*What this task involves*. State how many lines of the data contain the word "CÓDIGO", and write nothing besides the number.

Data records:

----------------

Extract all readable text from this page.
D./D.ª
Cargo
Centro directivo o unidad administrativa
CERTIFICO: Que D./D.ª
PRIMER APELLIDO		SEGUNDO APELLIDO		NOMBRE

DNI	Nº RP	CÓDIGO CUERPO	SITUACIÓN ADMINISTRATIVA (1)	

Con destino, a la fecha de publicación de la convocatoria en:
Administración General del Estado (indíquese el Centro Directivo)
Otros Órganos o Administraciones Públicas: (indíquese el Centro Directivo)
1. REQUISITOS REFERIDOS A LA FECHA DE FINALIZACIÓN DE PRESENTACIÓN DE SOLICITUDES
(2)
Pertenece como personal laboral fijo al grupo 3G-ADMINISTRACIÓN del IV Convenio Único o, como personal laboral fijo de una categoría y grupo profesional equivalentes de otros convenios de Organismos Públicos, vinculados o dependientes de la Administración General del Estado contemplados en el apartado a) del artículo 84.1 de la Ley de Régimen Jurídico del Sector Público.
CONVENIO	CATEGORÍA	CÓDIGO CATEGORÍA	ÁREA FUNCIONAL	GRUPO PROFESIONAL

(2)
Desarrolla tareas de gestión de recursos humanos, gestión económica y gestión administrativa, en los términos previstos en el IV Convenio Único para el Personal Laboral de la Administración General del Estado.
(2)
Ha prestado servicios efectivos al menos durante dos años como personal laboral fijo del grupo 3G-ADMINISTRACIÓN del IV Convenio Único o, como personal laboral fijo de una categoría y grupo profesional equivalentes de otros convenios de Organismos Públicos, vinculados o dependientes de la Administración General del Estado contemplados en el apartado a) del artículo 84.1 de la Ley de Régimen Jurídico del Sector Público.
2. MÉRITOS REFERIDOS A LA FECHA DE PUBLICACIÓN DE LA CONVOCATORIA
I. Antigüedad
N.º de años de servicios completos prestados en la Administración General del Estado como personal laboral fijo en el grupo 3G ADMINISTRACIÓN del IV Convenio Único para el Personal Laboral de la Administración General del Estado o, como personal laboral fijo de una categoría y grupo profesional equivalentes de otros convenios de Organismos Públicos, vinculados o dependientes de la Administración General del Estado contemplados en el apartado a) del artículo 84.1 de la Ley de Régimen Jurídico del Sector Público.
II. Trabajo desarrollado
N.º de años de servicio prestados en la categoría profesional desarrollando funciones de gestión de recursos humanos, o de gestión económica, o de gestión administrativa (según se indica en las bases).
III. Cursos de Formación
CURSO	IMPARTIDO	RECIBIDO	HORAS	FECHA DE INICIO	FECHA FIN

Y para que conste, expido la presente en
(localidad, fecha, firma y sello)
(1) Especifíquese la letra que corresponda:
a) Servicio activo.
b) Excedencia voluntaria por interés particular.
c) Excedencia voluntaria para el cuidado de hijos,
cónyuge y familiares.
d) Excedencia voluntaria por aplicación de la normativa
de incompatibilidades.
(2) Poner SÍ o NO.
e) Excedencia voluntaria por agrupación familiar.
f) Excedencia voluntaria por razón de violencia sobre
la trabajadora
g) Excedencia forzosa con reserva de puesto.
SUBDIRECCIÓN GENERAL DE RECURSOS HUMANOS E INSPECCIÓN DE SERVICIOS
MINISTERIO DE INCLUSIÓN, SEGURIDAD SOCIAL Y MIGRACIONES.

----------------

*Answer to this exercise*. 2